* **GIVEN REQUEST**
Leaving out all images, write out the records that follow exactly.
# SOURCE DATA start
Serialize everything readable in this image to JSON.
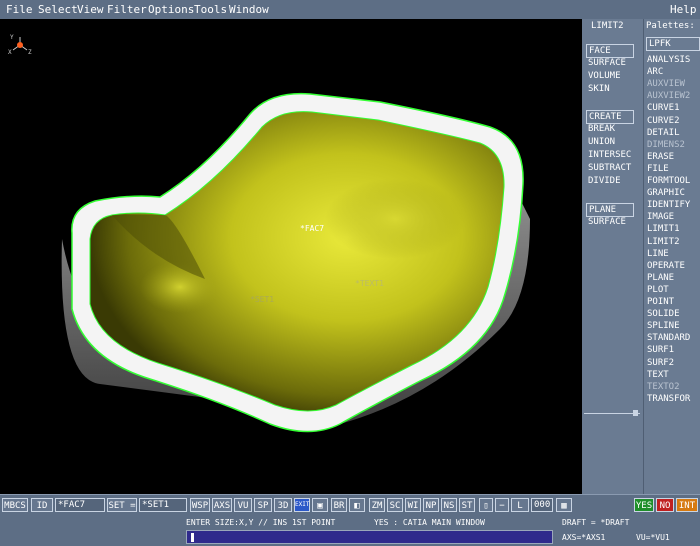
{
  "menu": [
    "File",
    "Select",
    "View",
    "Filter",
    "Options",
    "Tools",
    "Window"
  ],
  "help": "Help",
  "viewport": {
    "labels": [
      "*FAC7",
      "*SET1",
      "*TEXT1"
    ]
  },
  "panel": {
    "title": "LIMIT2",
    "groups": [
      [
        "FACE",
        "SURFACE",
        "VOLUME",
        "SKIN"
      ],
      [
        "CREATE",
        "BREAK",
        "UNION",
        "INTERSEC",
        "SUBTRACT",
        "DIVIDE"
      ],
      [
        "PLANE",
        "SURFACE"
      ]
    ]
  },
  "palettes": {
    "title": "Palettes:",
    "selected": "LPFK",
    "items": [
      "ANALYSIS",
      "ARC",
      "AUXVIEW",
      "AUXVIEW2",
      "CURVE1",
      "CURVE2",
      "DETAIL",
      "DIMENS2",
      "ERASE",
      "FILE",
      "FORMTOOL",
      "GRAPHIC",
      "IDENTIFY",
      "IMAGE",
      "LIMIT1",
      "LIMIT2",
      "LINE",
      "OPERATE",
      "PLANE",
      "PLOT",
      "POINT",
      "SOLIDE",
      "SPLINE",
      "STANDARD",
      "SURF1",
      "SURF2",
      "TEXT",
      "TEXTO2",
      "TRANSFOR"
    ],
    "dimmed": [
      "AUXVIEW",
      "AUXVIEW2",
      "DIMENS2",
      "TEXTO2"
    ]
  },
  "toolbar": {
    "mbcs": "MBCS",
    "id_label": "ID =",
    "id_value": "*FAC7",
    "set_label": "SET =",
    "set_value": "*SET1",
    "buttons": [
      "WSP",
      "AXS",
      "VU",
      "SP",
      "3D"
    ],
    "exit": "EXIT",
    "buttons2": [
      "BR",
      "ZM",
      "SC",
      "WI",
      "NP",
      "NS",
      "ST"
    ],
    "l_label": "L =",
    "l_value": "000",
    "yes": "YES",
    "no": "NO",
    "int": "INT"
  },
  "status": {
    "prompt": "ENTER SIZE:X,Y // INS 1ST POINT",
    "window": "YES : CATIA MAIN WINDOW",
    "draft": "DRAFT = *DRAFT",
    "axs": "AXS=*AXS1",
    "vu": "VU=*VU1"
  },
  "colors": {
    "background": "#5e6f86",
    "viewport": "#000000",
    "surface": "#c8c820",
    "edge": "#33ff33",
    "yes": "#1f8f2a",
    "no": "#c02020",
    "int": "#d67a10"
  }
}
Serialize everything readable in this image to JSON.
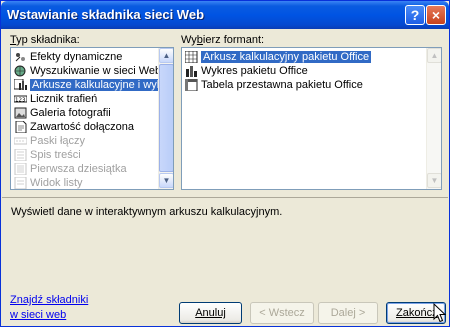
# SOURCE DATA end
* **ANSWER FOR THIS EXERCISE**
Serialize everything readable in this image to JSON.
{
  "menu": [
    "File",
    "Select",
    "View",
    "Filter",
    "Options",
    "Tools",
    "Window"
  ],
  "help": "Help",
  "viewport": {
    "labels": [
      "*FAC7",
      "*SET1",
      "*TEXT1"
    ]
  },
  "panel": {
    "title": "LIMIT2",
    "groups": [
      [
        "FACE",
        "SURFACE",
        "VOLUME",
        "SKIN"
      ],
      [
        "CREATE",
        "BREAK",
        "UNION",
        "INTERSEC",
        "SUBTRACT",
        "DIVIDE"
      ],
      [
        "PLANE",
        "SURFACE"
      ]
    ]
  },
  "palettes": {
    "title": "Palettes:",
    "selected": "LPFK",
    "items": [
      "ANALYSIS",
      "ARC",
      "AUXVIEW",
      "AUXVIEW2",
      "CURVE1",
      "CURVE2",
      "DETAIL",
      "DIMENS2",
      "ERASE",
      "FILE",
      "FORMTOOL",
      "GRAPHIC",
      "IDENTIFY",
      "IMAGE",
      "LIMIT1",
      "LIMIT2",
      "LINE",
      "OPERATE",
      "PLANE",
      "PLOT",
      "POINT",
      "SOLIDE",
      "SPLINE",
      "STANDARD",
      "SURF1",
      "SURF2",
      "TEXT",
      "TEXTO2",
      "TRANSFOR"
    ],
    "dimmed": [
      "AUXVIEW",
      "AUXVIEW2",
      "DIMENS2",
      "TEXTO2"
    ]
  },
  "toolbar": {
    "mbcs": "MBCS",
    "id_label": "ID =",
    "id_value": "*FAC7",
    "set_label": "SET =",
    "set_value": "*SET1",
    "buttons": [
      "WSP",
      "AXS",
      "VU",
      "SP",
      "3D"
    ],
    "exit": "EXIT",
    "buttons2": [
      "BR",
      "ZM",
      "SC",
      "WI",
      "NP",
      "NS",
      "ST"
    ],
    "l_label": "L =",
    "l_value": "000",
    "yes": "YES",
    "no": "NO",
    "int": "INT"
  },
  "status": {
    "prompt": "ENTER SIZE:X,Y // INS 1ST POINT",
    "window": "YES : CATIA MAIN WINDOW",
    "draft": "DRAFT = *DRAFT",
    "axs": "AXS=*AXS1",
    "vu": "VU=*VU1"
  },
  "colors": {
    "background": "#5e6f86",
    "viewport": "#000000",
    "surface": "#c8c820",
    "edge": "#33ff33",
    "yes": "#1f8f2a",
    "no": "#c02020",
    "int": "#d67a10"
  }
}
Serialize everything readable in this image to JSON.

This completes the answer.